Short task: Pictures do not belong in the copy. Return all of the entries exactly.

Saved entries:
_ _ _ _ _

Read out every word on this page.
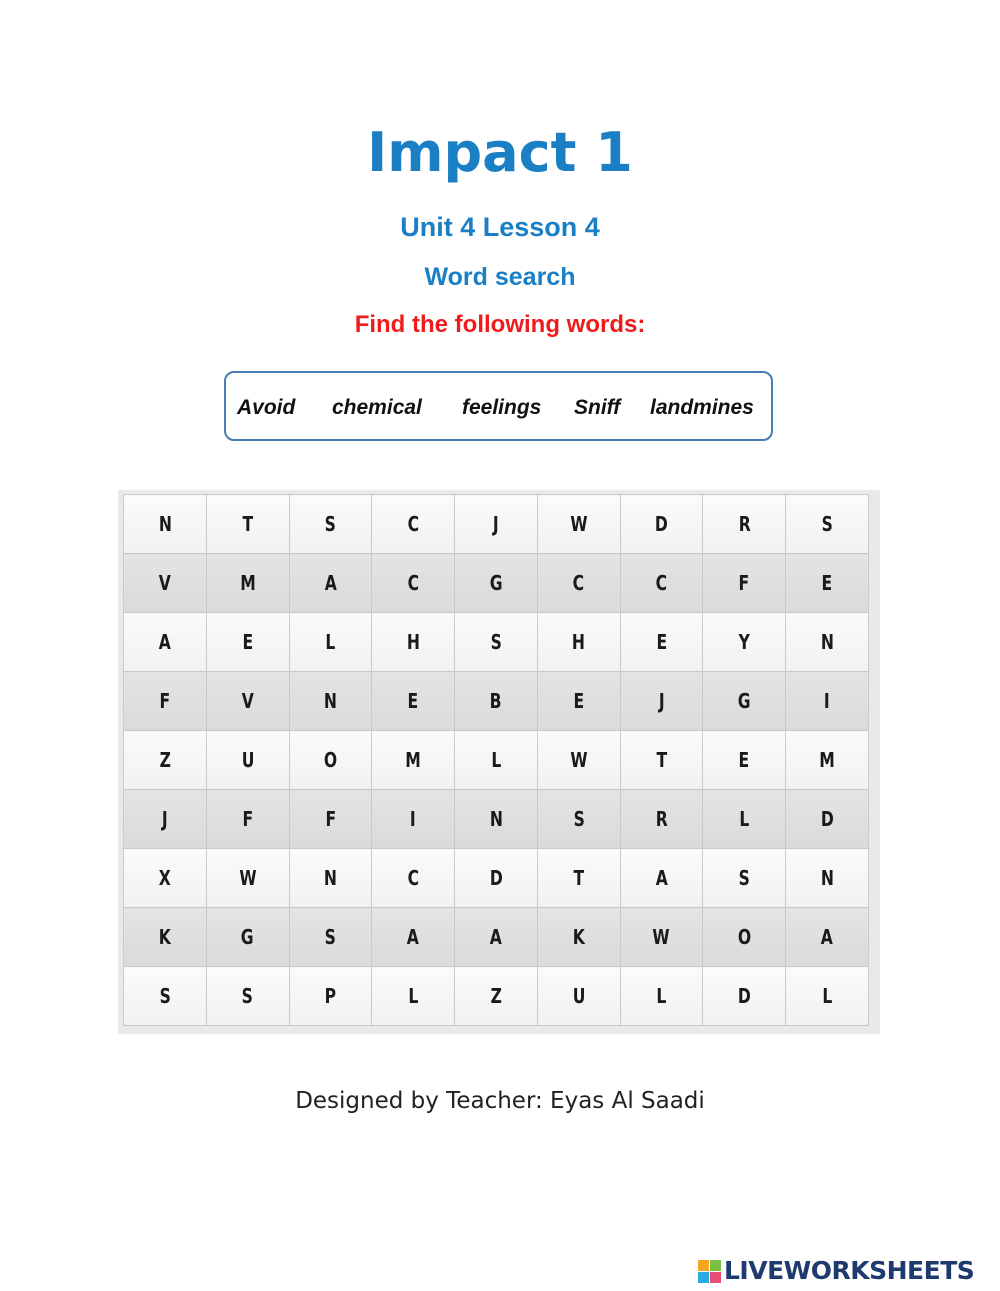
Impact 1
Unit 4 Lesson 4
Word search
Find the following words:
Avoid chemical feelings Sniff landmines
N	T	S	C	J	W	D	R	S
V	M	A	C	G	C	C	F	E
A	E	L	H	S	H	E	Y	N
F	V	N	E	B	E	J	G	I
Z	U	O	M	L	W	T	E	M
J	F	F	I	N	S	R	L	D
X	W	N	C	D	T	A	S	N
K	G	S	A	A	K	W	O	A
S	S	P	L	Z	U	L	D	L
Designed by Teacher: Eyas Al Saadi
LIVEWORKSHEETS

_ _ _ _ _

Result of the exercise:
Read out every word on this page.
Impact 1
Unit 4 Lesson 4
Word search
Find the following words:
Avoid chemical feelings Sniff landmines
N	T	S	C	J	W	D	R	S
V	M	A	C	G	C	C	F	E
A	E	L	H	S	H	E	Y	N
F	V	N	E	B	E	J	G	I
Z	U	O	M	L	W	T	E	M
J	F	F	I	N	S	R	L	D
X	W	N	C	D	T	A	S	N
K	G	S	A	A	K	W	O	A
S	S	P	L	Z	U	L	D	L
Designed by Teacher: Eyas Al Saadi
LIVEWORKSHEETS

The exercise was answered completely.